- [Task to carry out] Copy every line of the data in which the word "Eerder" occurs.

- [Recorded information]
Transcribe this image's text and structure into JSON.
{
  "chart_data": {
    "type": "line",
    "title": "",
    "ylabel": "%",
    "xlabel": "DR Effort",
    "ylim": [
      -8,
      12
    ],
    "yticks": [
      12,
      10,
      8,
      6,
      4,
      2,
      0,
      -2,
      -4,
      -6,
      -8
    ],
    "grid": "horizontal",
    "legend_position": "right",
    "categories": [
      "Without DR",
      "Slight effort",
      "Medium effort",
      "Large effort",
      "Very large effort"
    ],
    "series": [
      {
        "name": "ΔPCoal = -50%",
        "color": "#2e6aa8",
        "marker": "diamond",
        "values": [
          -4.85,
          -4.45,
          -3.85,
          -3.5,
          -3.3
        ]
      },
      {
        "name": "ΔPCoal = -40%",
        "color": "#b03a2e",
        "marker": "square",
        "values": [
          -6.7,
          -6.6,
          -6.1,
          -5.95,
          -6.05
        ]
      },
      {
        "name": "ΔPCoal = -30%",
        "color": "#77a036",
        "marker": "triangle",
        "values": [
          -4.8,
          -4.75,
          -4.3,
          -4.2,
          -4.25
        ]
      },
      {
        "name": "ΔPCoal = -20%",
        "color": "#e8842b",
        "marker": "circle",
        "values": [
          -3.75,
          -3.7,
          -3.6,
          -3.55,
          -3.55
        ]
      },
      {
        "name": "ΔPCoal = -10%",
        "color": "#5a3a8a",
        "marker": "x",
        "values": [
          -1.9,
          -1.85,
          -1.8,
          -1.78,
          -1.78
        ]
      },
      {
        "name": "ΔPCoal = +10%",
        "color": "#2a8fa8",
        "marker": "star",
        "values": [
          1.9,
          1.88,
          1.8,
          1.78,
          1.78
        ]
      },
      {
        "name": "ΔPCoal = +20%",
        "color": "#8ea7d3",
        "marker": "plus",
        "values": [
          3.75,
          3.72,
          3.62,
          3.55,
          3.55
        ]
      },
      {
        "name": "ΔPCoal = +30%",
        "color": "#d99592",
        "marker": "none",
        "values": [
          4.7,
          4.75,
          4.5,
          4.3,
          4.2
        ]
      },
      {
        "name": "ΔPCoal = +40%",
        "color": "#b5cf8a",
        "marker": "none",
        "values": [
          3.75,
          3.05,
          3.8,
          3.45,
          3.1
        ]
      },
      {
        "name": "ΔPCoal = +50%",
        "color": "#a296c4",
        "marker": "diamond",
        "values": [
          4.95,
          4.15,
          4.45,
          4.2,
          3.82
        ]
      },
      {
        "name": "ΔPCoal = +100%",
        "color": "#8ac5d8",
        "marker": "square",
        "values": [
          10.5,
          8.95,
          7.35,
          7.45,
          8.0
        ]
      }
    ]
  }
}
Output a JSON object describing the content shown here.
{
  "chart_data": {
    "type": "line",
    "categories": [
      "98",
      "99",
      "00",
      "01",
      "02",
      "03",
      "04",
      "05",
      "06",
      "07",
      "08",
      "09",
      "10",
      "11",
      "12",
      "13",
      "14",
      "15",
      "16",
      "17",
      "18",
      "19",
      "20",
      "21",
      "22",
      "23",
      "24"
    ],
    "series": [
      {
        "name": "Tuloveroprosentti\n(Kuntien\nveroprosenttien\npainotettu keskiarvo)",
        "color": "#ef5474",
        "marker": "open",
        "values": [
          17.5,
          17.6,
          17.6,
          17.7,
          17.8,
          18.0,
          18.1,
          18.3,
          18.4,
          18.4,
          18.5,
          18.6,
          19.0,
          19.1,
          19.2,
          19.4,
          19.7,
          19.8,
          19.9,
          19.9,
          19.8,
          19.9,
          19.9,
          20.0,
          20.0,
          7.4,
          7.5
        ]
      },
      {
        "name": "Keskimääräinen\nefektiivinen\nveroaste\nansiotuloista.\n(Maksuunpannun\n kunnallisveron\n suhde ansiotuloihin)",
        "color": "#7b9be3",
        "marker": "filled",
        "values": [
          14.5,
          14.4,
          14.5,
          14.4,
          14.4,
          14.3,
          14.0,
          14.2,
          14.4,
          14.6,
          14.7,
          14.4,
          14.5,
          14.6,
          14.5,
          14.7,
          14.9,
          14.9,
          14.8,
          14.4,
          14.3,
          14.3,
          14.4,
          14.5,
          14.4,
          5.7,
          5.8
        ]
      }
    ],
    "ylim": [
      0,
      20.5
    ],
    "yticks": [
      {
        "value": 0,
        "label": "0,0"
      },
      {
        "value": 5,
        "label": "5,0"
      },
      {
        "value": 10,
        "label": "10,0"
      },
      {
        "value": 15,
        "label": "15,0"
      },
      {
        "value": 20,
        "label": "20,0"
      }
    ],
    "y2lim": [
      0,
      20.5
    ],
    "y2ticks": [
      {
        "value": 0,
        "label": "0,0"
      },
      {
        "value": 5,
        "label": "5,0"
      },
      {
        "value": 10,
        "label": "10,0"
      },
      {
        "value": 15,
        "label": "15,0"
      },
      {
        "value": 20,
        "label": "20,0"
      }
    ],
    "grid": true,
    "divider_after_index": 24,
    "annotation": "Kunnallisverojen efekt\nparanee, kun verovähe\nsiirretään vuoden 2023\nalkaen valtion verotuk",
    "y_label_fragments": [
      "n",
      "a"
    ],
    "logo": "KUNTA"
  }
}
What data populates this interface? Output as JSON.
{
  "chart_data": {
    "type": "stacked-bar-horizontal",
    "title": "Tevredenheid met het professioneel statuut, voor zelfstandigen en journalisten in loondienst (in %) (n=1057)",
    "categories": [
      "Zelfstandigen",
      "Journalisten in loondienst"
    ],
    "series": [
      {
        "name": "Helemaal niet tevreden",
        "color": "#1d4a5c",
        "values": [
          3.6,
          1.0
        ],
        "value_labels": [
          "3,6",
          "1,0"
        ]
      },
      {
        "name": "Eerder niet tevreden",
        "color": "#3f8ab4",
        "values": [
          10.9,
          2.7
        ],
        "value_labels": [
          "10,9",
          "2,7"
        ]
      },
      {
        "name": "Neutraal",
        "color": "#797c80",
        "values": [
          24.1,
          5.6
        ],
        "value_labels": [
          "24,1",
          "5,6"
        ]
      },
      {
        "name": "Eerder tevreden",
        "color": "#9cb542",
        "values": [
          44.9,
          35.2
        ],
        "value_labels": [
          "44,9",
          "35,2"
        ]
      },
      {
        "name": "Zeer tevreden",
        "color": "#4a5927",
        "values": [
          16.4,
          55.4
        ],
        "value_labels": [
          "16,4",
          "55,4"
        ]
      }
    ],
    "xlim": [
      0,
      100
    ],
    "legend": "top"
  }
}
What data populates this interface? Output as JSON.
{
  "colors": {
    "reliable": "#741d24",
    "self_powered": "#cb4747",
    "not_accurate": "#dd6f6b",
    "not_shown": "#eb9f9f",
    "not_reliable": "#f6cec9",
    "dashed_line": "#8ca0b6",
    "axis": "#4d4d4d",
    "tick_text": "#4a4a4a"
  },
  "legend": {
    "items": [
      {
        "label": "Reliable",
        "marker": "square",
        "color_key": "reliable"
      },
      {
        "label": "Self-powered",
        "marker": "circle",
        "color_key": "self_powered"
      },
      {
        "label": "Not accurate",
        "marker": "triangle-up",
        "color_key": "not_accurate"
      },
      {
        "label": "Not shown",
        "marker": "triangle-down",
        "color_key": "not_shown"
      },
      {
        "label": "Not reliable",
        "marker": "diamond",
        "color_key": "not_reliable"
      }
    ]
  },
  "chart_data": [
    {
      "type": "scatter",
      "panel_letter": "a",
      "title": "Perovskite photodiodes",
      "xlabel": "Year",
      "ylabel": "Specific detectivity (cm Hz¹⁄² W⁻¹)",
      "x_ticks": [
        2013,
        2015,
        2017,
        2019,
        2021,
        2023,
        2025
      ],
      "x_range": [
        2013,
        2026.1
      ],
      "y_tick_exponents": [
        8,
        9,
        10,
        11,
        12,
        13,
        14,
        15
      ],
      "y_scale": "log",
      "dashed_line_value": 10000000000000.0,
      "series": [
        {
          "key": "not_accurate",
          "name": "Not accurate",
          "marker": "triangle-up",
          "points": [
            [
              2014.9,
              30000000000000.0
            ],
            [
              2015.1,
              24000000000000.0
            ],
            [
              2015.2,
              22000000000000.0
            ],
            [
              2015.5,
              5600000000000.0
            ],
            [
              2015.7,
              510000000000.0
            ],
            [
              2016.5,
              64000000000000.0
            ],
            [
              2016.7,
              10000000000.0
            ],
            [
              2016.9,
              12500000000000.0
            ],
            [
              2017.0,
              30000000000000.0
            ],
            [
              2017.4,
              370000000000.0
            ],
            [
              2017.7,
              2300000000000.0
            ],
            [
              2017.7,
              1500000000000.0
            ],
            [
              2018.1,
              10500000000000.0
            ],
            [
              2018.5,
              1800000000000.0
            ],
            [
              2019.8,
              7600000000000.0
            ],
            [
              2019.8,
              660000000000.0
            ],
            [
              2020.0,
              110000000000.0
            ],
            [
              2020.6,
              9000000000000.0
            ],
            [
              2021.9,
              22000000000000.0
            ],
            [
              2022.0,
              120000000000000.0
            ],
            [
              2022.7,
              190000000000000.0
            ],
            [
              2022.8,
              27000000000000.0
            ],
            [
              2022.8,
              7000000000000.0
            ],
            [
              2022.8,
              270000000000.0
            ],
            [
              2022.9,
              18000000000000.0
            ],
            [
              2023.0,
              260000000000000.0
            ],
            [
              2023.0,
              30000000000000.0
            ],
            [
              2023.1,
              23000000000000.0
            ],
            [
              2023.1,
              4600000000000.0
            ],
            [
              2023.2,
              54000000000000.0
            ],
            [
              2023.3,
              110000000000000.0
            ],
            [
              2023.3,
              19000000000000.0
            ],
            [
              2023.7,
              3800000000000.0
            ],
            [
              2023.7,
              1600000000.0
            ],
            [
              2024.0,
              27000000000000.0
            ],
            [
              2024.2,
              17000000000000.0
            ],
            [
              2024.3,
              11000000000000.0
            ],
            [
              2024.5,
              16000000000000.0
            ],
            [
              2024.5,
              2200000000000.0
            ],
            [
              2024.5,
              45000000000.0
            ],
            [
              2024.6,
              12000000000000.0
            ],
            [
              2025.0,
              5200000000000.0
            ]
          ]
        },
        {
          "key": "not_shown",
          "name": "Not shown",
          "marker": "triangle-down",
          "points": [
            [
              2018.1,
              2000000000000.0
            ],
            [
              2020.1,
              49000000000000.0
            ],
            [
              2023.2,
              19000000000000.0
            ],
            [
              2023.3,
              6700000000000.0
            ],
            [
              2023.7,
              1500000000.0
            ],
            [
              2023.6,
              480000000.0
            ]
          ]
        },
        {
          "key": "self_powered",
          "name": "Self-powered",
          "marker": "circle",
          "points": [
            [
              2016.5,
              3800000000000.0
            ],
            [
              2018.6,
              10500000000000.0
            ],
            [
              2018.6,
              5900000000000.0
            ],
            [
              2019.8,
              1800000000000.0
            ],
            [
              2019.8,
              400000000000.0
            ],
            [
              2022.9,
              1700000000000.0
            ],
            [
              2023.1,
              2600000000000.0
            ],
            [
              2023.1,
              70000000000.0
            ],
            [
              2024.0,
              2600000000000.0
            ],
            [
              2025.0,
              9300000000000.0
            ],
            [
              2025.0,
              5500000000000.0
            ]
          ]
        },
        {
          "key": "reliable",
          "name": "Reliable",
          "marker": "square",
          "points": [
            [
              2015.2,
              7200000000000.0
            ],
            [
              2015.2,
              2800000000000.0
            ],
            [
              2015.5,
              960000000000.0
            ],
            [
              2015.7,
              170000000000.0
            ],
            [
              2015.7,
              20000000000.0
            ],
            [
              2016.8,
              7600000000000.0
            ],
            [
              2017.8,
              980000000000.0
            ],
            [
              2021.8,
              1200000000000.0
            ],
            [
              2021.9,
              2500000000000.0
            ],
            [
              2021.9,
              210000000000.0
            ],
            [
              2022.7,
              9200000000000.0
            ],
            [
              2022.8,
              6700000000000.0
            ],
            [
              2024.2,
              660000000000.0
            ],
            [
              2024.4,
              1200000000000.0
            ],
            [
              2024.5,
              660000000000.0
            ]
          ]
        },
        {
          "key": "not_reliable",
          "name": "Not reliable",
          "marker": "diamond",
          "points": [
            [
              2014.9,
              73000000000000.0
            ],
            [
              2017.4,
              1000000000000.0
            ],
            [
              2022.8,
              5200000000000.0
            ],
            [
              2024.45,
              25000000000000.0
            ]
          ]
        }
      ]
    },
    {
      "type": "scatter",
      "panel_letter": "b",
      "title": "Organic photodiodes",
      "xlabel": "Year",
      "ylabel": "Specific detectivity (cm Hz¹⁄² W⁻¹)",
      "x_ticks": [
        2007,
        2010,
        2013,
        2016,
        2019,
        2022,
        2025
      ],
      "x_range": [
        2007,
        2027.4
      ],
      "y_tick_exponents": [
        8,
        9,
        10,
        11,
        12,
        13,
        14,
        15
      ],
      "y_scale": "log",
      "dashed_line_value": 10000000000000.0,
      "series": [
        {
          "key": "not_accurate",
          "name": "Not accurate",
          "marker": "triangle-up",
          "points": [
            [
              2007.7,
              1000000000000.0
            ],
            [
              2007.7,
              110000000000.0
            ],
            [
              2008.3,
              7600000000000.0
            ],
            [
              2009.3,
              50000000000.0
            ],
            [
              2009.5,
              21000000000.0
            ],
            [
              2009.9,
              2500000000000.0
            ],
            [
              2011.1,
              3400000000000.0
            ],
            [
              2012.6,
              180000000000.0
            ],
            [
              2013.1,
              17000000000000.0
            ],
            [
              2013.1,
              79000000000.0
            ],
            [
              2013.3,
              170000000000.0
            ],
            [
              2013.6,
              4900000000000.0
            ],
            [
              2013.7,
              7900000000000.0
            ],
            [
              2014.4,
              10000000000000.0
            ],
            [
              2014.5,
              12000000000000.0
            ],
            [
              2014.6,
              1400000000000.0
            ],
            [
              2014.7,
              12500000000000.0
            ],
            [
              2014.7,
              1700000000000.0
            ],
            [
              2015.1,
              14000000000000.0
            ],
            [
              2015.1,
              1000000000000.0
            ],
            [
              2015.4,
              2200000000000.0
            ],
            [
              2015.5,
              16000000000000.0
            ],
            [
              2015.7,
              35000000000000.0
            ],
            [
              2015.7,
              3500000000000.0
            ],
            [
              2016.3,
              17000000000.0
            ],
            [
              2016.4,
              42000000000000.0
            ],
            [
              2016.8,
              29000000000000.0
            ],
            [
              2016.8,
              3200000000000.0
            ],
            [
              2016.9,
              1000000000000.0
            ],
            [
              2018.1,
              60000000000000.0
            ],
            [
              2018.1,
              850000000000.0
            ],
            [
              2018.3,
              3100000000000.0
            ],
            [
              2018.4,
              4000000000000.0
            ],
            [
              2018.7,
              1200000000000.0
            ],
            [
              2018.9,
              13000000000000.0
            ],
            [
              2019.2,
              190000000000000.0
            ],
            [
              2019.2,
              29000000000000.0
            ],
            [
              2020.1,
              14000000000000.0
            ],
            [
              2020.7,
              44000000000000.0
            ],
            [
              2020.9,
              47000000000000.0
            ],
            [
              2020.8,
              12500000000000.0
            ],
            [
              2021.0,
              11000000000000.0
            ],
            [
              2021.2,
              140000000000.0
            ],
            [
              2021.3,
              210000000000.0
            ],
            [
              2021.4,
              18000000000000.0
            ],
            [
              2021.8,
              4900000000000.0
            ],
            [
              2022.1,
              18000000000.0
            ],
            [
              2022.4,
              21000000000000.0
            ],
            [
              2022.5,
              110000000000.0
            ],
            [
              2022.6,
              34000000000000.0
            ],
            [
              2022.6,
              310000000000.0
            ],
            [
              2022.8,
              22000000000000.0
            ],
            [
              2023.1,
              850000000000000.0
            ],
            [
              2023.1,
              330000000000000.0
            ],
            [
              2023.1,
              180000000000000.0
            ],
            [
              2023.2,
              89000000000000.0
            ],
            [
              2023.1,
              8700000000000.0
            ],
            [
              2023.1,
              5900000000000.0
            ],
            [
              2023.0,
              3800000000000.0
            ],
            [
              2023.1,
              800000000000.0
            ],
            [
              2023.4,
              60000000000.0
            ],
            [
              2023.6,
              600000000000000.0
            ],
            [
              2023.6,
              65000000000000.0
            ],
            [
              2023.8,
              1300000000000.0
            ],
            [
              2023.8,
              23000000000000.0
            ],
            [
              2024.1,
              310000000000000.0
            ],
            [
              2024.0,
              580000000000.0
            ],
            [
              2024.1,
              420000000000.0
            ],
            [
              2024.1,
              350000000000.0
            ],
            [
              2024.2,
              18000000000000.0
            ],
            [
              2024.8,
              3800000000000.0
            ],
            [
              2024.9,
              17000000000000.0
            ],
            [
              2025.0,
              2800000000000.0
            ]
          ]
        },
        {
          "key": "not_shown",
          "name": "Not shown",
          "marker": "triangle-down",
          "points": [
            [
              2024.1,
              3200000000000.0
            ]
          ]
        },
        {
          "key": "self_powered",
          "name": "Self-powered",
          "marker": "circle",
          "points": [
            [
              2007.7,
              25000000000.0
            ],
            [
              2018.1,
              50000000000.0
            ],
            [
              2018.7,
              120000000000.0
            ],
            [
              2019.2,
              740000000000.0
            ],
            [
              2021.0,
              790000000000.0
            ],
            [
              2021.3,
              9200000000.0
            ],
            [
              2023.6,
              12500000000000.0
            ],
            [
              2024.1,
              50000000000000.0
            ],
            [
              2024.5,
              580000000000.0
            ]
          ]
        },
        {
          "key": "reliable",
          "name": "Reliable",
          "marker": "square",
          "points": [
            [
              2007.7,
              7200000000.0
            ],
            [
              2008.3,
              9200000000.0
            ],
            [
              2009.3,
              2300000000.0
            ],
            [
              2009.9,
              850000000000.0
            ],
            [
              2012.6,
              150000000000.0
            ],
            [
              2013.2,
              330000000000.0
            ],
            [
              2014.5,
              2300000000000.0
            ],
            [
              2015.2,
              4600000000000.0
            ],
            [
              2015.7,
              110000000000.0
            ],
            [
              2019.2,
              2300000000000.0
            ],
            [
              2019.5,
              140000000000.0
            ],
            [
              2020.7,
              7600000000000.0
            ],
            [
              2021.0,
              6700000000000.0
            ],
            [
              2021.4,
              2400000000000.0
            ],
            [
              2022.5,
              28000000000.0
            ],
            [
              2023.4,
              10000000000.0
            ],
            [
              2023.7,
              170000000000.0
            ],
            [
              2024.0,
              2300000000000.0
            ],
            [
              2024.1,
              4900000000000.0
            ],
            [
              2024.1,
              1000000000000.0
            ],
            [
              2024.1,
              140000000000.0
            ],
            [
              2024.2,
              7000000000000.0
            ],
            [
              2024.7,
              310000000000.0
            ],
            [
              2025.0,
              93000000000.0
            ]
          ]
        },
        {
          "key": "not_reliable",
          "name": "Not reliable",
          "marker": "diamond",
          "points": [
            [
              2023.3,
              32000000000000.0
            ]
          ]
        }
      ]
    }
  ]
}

- [Solution to this exercise]
        "name": "Eerder niet tevreden",
        "name": "Eerder tevreden",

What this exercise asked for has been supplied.